[Written task]: Give a verbatim repeat of the lines that run from the line containing "Parse this chart and return its data as JSON." to the end of the data below.

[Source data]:
+---+
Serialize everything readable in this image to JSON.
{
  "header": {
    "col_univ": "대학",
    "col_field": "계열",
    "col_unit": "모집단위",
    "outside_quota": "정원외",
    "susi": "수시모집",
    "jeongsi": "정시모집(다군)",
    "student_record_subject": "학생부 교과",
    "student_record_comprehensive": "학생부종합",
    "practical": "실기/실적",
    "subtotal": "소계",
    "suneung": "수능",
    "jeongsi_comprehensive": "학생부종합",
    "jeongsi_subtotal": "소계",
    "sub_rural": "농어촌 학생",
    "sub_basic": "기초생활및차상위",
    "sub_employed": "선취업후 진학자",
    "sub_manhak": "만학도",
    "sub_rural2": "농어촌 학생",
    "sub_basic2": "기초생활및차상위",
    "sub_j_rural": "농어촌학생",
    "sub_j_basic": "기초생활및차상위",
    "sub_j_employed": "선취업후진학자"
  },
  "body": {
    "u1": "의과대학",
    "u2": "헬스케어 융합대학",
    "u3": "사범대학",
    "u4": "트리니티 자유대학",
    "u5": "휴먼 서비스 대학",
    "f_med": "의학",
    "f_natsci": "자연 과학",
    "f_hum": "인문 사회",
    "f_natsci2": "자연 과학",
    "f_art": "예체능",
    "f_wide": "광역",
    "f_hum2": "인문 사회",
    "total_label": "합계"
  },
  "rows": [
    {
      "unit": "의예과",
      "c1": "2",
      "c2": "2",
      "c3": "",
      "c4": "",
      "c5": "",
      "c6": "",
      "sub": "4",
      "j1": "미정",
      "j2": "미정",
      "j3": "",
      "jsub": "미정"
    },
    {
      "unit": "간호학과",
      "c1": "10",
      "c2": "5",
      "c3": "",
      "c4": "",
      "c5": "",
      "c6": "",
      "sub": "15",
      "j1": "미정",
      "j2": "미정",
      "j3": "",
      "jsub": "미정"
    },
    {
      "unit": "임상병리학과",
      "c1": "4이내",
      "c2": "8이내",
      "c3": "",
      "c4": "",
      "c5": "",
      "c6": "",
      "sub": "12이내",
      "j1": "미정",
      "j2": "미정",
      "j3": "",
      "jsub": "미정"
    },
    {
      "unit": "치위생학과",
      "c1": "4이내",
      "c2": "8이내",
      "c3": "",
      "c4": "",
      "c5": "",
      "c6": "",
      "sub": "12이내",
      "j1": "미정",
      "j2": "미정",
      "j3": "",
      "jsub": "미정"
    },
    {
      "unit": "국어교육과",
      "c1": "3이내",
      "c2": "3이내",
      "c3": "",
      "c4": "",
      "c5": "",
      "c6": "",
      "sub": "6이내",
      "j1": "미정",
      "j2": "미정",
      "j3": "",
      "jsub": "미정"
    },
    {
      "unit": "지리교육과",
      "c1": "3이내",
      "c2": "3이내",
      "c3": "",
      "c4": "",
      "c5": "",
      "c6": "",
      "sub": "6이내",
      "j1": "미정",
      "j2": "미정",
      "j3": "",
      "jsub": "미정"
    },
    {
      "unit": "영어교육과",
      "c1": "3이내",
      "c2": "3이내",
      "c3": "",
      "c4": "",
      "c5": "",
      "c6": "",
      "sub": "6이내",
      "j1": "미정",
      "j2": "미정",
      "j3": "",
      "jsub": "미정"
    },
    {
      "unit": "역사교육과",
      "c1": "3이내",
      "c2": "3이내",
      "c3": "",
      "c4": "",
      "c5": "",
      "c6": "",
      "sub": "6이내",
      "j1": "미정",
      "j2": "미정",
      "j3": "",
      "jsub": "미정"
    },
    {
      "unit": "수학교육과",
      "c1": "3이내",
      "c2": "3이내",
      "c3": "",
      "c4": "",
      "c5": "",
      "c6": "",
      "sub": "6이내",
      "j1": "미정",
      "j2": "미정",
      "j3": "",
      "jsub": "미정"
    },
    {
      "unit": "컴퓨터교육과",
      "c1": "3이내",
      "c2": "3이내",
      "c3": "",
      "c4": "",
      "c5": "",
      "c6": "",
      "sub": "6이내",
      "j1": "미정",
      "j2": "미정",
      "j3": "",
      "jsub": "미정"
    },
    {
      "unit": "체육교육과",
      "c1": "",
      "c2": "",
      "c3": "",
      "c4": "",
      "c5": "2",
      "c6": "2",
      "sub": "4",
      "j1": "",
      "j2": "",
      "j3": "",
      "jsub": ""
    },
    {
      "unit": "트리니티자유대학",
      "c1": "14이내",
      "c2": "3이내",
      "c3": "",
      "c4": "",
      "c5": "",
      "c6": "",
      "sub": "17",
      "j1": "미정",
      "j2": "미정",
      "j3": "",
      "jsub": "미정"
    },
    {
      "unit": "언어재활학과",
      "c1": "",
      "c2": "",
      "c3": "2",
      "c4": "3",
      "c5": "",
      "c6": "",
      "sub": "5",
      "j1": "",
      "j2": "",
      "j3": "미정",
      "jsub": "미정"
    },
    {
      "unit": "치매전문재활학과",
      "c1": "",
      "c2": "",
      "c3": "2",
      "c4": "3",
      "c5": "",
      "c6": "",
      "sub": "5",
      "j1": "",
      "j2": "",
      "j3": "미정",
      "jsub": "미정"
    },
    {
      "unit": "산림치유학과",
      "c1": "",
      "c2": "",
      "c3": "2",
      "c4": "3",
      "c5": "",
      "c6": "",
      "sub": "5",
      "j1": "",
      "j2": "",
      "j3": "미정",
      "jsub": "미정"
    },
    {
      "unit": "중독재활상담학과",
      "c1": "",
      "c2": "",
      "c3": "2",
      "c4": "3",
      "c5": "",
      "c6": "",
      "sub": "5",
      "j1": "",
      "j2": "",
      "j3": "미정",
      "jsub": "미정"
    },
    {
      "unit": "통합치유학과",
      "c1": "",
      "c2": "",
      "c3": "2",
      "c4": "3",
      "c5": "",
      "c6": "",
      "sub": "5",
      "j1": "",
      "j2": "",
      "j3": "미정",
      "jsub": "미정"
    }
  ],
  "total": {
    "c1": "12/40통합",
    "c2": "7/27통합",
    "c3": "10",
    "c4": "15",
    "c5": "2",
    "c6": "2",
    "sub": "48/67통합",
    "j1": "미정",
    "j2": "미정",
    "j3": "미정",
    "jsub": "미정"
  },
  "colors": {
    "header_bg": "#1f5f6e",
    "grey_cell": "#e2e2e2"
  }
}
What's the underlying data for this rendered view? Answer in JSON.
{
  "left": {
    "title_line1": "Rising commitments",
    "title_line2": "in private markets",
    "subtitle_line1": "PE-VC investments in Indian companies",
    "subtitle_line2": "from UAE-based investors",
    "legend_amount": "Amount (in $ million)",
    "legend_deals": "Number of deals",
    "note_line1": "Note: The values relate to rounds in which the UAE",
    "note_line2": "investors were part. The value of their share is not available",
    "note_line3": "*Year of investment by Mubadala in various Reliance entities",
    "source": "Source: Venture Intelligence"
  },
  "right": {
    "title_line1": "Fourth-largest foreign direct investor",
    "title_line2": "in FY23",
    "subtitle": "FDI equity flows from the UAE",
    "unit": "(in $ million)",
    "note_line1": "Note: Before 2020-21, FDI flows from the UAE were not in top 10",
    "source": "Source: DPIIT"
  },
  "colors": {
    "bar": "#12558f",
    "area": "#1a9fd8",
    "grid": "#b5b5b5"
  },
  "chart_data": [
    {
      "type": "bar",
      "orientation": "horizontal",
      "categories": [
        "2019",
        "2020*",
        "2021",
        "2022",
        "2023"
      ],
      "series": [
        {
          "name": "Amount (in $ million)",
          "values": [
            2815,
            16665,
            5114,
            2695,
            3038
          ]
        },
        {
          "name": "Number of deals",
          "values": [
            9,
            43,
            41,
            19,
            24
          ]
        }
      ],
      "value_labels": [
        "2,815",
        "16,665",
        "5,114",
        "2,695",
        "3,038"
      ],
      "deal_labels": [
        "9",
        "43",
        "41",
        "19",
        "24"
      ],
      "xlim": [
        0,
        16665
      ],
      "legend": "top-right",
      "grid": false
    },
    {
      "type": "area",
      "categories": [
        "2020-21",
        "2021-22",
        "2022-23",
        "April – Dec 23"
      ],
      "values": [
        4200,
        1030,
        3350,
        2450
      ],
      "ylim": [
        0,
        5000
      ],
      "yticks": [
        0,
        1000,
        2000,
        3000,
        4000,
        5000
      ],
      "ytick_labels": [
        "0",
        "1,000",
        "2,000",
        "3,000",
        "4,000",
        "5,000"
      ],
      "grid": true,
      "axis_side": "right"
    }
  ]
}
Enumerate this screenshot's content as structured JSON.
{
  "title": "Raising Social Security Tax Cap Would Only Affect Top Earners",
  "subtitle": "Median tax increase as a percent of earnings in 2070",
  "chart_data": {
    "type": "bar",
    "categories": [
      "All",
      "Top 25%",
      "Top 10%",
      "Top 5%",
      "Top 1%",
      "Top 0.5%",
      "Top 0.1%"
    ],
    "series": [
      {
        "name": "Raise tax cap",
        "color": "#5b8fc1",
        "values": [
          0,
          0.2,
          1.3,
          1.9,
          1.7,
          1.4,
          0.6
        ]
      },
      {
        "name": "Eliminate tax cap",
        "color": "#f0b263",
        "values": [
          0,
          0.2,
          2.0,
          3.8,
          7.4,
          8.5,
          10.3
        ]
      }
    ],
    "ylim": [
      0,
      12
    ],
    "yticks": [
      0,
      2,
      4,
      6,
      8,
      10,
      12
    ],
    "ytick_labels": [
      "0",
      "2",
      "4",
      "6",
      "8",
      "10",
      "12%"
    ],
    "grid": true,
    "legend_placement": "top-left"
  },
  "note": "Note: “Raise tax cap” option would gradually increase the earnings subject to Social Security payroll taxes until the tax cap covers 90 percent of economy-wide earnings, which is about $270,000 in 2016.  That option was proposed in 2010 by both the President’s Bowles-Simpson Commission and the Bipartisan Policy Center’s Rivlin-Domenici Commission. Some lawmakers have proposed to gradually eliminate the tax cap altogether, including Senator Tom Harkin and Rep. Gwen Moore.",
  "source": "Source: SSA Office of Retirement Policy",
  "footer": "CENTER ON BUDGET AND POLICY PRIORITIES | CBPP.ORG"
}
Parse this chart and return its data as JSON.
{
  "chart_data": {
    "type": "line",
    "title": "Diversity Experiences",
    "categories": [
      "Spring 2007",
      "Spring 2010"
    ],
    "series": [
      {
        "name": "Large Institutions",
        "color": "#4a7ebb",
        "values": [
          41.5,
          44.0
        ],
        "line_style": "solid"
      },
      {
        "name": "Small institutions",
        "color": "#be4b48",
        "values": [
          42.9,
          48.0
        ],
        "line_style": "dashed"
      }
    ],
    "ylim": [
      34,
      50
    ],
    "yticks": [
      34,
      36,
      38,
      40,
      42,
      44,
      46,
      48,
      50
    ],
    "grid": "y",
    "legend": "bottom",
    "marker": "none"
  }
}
+---+
[Solved problem]:
Parse this chart and return its data as JSON.
{
  "chart_data": {
    "type": "line",
    "title": "Diversity Experiences",
    "categories": [
      "Spring 2007",
      "Spring 2010"
    ],
    "series": [
      {
        "name": "Large Institutions",
        "color": "#4a7ebb",
        "values": [
          41.5,
          44.0
        ],
        "line_style": "solid"
      },
      {
        "name": "Small institutions",
        "color": "#be4b48",
        "values": [
          42.9,
          48.0
        ],
        "line_style": "dashed"
      }
    ],
    "ylim": [
      34,
      50
    ],
    "yticks": [
      34,
      36,
      38,
      40,
      42,
      44,
      46,
      48,
      50
    ],
    "grid": "y",
    "legend": "bottom",
    "marker": "none"
  }
}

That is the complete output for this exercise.